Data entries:
+ + +

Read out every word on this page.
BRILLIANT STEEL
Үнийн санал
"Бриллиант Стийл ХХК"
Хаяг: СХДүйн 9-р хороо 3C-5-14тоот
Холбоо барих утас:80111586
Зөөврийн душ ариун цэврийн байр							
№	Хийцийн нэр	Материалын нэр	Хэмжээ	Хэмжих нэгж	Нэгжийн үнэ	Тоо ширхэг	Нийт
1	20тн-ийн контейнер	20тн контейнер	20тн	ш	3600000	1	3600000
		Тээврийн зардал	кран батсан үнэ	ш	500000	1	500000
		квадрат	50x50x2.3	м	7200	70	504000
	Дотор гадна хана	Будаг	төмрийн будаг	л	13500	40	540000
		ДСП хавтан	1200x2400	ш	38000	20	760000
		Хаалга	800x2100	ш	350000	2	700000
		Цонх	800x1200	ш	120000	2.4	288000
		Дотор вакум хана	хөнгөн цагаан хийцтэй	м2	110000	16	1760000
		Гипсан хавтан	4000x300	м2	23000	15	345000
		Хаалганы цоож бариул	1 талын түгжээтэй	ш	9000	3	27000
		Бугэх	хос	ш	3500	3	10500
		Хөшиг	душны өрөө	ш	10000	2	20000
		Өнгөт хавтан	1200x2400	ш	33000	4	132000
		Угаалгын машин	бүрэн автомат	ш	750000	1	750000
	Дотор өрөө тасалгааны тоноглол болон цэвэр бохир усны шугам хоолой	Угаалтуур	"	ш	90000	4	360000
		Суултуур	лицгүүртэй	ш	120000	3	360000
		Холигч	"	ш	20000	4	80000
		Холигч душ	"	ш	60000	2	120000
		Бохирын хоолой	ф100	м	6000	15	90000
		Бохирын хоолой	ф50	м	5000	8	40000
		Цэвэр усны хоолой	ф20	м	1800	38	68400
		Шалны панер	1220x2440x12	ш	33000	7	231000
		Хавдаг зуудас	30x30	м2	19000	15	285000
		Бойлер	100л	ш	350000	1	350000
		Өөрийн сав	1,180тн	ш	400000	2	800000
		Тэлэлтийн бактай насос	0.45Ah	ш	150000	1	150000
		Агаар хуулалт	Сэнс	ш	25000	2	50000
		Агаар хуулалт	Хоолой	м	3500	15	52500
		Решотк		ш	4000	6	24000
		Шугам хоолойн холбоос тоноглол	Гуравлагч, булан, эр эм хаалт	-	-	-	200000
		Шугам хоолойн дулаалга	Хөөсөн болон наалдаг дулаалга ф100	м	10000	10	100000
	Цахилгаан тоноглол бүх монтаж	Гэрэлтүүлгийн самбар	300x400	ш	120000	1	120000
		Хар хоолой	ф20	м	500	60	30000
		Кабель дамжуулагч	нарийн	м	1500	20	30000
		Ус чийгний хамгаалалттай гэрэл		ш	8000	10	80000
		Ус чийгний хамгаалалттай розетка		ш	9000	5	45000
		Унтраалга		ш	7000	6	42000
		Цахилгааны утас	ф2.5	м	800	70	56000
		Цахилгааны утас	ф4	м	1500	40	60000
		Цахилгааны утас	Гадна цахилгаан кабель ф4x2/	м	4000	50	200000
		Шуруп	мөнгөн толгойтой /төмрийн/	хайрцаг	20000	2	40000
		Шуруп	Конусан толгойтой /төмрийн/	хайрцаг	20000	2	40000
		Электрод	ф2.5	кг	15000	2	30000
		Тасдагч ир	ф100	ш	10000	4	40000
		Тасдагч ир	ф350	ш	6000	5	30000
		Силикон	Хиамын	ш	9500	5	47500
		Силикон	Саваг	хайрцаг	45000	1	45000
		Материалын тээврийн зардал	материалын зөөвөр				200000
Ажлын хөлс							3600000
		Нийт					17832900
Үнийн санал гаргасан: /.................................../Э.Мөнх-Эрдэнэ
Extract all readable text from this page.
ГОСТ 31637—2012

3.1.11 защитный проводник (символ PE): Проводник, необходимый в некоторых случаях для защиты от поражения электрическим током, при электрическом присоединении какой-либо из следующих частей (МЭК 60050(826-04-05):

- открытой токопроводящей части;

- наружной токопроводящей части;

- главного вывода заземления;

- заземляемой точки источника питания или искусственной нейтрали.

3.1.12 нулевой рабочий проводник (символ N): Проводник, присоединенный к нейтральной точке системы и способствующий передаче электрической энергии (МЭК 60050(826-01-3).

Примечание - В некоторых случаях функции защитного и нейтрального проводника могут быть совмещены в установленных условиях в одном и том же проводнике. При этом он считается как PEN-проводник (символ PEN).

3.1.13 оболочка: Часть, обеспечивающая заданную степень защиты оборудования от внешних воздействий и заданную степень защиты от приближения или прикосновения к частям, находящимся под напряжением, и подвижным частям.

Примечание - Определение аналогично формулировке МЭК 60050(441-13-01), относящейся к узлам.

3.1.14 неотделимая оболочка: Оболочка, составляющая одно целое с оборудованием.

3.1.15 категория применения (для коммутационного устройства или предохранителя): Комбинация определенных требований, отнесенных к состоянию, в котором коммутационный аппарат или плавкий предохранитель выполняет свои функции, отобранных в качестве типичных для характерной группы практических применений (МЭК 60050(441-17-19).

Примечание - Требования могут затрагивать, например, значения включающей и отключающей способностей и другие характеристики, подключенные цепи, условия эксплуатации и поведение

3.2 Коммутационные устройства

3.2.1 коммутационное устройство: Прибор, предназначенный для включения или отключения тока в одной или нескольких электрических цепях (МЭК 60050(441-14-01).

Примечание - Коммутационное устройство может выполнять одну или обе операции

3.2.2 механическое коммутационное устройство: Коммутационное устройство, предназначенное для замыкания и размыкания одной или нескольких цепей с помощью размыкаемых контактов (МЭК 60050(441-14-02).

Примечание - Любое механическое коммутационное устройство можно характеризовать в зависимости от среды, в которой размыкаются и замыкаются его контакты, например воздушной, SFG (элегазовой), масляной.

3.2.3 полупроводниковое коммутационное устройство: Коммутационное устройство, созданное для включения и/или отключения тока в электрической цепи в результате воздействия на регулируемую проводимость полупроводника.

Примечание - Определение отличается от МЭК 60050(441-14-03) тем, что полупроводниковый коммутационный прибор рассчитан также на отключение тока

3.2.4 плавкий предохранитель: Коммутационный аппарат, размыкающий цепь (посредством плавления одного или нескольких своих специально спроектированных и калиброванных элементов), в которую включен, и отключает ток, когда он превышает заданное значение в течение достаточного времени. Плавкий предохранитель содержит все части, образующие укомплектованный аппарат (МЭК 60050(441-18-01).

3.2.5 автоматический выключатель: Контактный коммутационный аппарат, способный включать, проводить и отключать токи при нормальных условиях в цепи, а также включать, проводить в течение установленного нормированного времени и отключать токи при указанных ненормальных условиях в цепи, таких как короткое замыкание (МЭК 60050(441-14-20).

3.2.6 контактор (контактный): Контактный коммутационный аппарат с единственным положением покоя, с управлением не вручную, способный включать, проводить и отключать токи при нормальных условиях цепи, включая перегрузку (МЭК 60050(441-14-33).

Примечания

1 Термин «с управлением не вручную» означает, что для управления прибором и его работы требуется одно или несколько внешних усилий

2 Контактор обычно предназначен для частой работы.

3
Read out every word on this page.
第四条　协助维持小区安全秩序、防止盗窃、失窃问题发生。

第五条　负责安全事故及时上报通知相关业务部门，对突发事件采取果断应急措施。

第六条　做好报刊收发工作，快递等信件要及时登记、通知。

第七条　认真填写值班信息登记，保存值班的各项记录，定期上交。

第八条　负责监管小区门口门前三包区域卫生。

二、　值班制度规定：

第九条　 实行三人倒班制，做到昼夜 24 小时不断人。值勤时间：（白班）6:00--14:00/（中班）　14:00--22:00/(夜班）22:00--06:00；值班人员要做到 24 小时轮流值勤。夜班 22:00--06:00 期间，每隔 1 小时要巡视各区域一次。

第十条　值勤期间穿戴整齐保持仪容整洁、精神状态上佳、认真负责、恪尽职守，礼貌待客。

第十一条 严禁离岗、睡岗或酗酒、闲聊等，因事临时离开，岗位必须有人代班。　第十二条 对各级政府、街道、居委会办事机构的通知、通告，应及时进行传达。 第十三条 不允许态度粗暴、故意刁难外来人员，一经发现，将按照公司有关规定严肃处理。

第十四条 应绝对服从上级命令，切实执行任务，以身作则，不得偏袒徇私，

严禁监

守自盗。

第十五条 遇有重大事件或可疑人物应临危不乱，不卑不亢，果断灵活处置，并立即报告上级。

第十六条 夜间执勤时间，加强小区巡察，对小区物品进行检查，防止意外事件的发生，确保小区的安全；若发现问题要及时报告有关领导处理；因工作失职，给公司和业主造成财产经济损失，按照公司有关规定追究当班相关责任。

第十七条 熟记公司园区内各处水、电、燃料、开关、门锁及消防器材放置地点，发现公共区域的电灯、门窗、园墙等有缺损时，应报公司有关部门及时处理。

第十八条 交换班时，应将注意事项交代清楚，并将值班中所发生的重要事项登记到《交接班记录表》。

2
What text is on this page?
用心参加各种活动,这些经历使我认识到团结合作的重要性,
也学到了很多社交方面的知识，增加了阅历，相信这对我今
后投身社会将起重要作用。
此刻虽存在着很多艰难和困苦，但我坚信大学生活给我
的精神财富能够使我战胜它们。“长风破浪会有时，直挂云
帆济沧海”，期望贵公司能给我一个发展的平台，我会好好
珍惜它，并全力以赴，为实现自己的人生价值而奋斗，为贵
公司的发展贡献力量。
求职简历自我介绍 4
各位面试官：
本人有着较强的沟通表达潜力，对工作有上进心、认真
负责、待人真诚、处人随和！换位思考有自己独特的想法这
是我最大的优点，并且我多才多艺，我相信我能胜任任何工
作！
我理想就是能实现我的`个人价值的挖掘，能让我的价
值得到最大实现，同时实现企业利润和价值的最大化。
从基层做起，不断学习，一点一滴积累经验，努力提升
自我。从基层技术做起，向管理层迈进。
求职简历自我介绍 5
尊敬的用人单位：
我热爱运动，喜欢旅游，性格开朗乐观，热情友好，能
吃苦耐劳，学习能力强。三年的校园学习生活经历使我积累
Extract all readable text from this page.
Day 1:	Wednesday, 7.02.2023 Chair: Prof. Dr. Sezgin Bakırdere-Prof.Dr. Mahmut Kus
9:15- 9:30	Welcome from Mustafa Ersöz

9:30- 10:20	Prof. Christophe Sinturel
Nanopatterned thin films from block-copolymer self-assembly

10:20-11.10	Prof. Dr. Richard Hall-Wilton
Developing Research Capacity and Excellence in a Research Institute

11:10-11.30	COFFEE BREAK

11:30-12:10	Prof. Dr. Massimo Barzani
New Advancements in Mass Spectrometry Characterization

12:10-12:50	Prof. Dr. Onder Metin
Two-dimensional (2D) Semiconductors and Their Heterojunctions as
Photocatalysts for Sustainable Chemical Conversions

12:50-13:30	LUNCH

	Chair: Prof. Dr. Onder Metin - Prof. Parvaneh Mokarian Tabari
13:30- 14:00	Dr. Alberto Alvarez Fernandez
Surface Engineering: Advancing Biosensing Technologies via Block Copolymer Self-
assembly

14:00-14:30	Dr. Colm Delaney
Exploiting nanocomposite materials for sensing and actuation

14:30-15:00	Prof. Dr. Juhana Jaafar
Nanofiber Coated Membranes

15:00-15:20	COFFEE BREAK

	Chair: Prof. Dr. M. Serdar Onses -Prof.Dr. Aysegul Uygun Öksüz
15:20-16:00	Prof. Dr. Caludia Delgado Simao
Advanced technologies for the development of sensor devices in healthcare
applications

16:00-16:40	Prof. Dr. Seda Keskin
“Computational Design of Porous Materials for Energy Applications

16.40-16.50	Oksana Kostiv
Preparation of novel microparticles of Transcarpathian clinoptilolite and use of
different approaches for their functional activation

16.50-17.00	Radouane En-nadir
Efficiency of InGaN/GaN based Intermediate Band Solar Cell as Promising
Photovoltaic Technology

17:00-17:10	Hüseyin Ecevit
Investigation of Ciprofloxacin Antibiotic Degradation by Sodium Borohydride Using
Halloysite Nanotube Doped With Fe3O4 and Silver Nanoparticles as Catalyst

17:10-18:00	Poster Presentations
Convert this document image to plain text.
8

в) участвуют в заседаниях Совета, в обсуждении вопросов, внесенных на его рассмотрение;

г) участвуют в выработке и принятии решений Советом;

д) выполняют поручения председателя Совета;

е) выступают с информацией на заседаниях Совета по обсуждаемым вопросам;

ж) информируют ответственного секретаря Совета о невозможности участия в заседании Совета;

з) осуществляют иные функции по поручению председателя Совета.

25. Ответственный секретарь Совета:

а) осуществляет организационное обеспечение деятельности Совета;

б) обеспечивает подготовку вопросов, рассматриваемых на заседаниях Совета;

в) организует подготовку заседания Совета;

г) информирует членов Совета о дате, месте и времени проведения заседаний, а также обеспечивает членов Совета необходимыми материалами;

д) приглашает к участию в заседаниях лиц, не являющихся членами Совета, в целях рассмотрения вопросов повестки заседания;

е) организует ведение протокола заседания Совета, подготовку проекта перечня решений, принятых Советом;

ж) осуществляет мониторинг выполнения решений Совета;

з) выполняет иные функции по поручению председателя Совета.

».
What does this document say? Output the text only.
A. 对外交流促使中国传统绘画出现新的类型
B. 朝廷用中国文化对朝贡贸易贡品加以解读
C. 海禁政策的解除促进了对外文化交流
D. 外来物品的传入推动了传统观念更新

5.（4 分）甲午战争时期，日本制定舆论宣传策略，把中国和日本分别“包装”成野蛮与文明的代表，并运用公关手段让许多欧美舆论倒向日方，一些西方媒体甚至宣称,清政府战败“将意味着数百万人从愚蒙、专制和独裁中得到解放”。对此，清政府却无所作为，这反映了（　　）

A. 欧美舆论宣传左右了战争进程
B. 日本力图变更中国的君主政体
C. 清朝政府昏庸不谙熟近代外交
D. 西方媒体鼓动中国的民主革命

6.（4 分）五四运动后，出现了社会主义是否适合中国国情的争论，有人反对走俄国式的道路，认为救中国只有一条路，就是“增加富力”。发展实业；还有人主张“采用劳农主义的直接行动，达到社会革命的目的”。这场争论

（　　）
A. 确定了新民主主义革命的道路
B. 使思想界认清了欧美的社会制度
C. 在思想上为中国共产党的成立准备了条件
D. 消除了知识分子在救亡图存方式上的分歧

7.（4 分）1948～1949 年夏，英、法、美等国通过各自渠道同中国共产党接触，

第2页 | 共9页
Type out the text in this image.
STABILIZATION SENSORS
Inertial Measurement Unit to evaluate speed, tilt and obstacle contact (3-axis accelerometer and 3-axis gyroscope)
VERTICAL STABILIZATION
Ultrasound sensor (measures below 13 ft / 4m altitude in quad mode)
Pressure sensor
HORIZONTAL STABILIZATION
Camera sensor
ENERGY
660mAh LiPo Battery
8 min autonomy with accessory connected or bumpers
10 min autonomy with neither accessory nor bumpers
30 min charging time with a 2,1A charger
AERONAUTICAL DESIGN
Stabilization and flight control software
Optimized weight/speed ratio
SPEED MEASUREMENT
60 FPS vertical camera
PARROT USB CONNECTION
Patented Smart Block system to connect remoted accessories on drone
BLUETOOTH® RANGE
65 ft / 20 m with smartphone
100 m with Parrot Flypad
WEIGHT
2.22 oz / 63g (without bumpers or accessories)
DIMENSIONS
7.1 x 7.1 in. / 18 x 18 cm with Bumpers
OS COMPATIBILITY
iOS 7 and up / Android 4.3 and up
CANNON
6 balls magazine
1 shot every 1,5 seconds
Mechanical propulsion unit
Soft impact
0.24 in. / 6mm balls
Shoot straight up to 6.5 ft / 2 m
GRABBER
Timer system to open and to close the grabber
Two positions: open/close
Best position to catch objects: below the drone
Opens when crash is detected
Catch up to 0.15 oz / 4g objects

+ + +

WHAT THE TASK REQUIRES: Collect every line above that contains the word "Onder".

FINAL ANSWER:
12:10-12:50	Prof. Dr. Onder Metin
	Chair: Prof. Dr. Onder Metin - Prof. Parvaneh Mokarian Tabari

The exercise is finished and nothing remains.